### Stored entries
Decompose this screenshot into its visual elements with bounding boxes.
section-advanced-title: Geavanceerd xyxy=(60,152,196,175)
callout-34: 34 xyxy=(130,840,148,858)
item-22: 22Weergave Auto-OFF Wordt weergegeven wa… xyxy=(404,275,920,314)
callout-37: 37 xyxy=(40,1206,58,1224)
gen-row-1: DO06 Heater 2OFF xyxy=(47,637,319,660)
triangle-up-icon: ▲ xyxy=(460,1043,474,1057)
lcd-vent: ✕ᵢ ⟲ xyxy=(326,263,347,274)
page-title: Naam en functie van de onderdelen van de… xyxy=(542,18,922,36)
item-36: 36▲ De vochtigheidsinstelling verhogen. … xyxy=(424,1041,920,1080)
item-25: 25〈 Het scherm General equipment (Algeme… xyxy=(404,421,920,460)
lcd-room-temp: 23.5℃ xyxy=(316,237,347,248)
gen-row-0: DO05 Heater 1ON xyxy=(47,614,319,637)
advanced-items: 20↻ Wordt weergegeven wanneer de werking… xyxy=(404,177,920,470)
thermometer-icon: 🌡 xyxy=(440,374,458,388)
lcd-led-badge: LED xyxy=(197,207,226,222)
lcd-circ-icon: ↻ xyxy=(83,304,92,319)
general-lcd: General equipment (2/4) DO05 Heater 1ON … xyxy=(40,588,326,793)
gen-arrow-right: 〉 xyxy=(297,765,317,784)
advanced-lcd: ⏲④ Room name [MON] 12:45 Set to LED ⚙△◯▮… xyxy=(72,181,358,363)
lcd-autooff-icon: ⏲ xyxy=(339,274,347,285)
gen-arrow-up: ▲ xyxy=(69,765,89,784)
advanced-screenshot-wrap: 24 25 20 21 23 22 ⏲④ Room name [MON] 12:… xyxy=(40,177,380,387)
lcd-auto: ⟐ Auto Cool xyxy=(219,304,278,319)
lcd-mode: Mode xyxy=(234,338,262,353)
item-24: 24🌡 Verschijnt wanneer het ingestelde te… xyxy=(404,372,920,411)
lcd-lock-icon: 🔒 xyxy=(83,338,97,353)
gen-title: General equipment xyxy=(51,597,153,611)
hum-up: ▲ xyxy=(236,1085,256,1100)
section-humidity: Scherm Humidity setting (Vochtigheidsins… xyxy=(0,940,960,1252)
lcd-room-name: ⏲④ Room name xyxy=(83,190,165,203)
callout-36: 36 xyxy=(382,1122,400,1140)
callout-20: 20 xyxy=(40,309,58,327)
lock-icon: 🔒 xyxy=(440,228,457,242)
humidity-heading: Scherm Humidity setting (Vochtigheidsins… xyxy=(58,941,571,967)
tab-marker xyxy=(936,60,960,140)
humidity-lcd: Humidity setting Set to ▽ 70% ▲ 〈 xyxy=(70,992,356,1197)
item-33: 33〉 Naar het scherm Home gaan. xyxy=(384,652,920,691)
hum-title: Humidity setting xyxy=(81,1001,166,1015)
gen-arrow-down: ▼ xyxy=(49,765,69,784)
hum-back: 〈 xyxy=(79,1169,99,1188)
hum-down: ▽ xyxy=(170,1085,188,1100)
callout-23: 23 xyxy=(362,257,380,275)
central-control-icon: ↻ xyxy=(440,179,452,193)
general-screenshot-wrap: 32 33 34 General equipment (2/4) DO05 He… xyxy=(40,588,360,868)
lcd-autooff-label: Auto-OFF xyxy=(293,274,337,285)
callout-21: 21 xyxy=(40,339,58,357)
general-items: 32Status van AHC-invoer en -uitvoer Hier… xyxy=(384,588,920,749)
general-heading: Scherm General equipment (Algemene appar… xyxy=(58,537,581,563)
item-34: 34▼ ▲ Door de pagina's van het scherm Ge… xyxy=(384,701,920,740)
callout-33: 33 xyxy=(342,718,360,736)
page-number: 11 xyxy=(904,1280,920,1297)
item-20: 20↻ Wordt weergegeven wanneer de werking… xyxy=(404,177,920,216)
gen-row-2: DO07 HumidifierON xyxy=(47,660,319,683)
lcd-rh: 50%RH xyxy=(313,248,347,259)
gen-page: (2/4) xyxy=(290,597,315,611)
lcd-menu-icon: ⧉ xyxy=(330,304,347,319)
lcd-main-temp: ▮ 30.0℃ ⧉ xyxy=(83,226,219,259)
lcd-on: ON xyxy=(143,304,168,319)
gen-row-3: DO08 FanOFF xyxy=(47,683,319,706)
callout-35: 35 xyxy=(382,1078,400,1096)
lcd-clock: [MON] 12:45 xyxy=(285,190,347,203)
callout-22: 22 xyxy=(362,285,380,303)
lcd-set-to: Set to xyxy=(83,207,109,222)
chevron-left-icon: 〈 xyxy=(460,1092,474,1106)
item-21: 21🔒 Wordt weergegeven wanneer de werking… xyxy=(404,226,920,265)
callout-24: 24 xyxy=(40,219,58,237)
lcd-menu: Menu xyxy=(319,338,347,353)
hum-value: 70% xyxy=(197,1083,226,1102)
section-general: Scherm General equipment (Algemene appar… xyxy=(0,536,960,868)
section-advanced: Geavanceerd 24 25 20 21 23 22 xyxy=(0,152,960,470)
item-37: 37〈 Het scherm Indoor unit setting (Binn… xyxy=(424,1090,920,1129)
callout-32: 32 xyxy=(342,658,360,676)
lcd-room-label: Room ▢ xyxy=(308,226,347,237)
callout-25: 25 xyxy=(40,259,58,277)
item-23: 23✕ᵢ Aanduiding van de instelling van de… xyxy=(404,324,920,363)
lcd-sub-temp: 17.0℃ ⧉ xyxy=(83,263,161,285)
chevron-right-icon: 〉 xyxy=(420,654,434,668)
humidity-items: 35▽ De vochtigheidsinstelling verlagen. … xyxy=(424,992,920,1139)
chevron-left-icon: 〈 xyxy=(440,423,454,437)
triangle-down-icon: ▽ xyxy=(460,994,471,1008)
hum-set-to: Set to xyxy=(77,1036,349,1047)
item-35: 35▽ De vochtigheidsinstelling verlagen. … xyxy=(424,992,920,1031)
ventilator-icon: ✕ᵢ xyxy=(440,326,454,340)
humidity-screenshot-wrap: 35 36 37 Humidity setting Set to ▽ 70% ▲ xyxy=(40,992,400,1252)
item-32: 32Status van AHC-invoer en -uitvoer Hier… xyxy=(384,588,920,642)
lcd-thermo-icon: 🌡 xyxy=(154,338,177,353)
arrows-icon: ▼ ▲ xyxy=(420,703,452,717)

### INSTRUCTIONS FOR THE TASK
Reproduce the records above word for word, starting at their first line and ending with the line that contains "lcd-circ-icon: ↻ xyxy=(83,304,92,319)", with both of those lines included.

### WRITTEN ANSWER
Decompose this screenshot into its visual elements with bounding boxes.
section-advanced-title: Geavanceerd xyxy=(60,152,196,175)
callout-34: 34 xyxy=(130,840,148,858)
item-22: 22Weergave Auto-OFF Wordt weergegeven wa… xyxy=(404,275,920,314)
callout-37: 37 xyxy=(40,1206,58,1224)
gen-row-1: DO06 Heater 2OFF xyxy=(47,637,319,660)
triangle-up-icon: ▲ xyxy=(460,1043,474,1057)
lcd-vent: ✕ᵢ ⟲ xyxy=(326,263,347,274)
page-title: Naam en functie van de onderdelen van de… xyxy=(542,18,922,36)
item-36: 36▲ De vochtigheidsinstelling verhogen. … xyxy=(424,1041,920,1080)
item-25: 25〈 Het scherm General equipment (Algeme… xyxy=(404,421,920,460)
lcd-room-temp: 23.5℃ xyxy=(316,237,347,248)
gen-row-0: DO05 Heater 1ON xyxy=(47,614,319,637)
advanced-items: 20↻ Wordt weergegeven wanneer de werking… xyxy=(404,177,920,470)
thermometer-icon: 🌡 xyxy=(440,374,458,388)
lcd-led-badge: LED xyxy=(197,207,226,222)
lcd-circ-icon: ↻ xyxy=(83,304,92,319)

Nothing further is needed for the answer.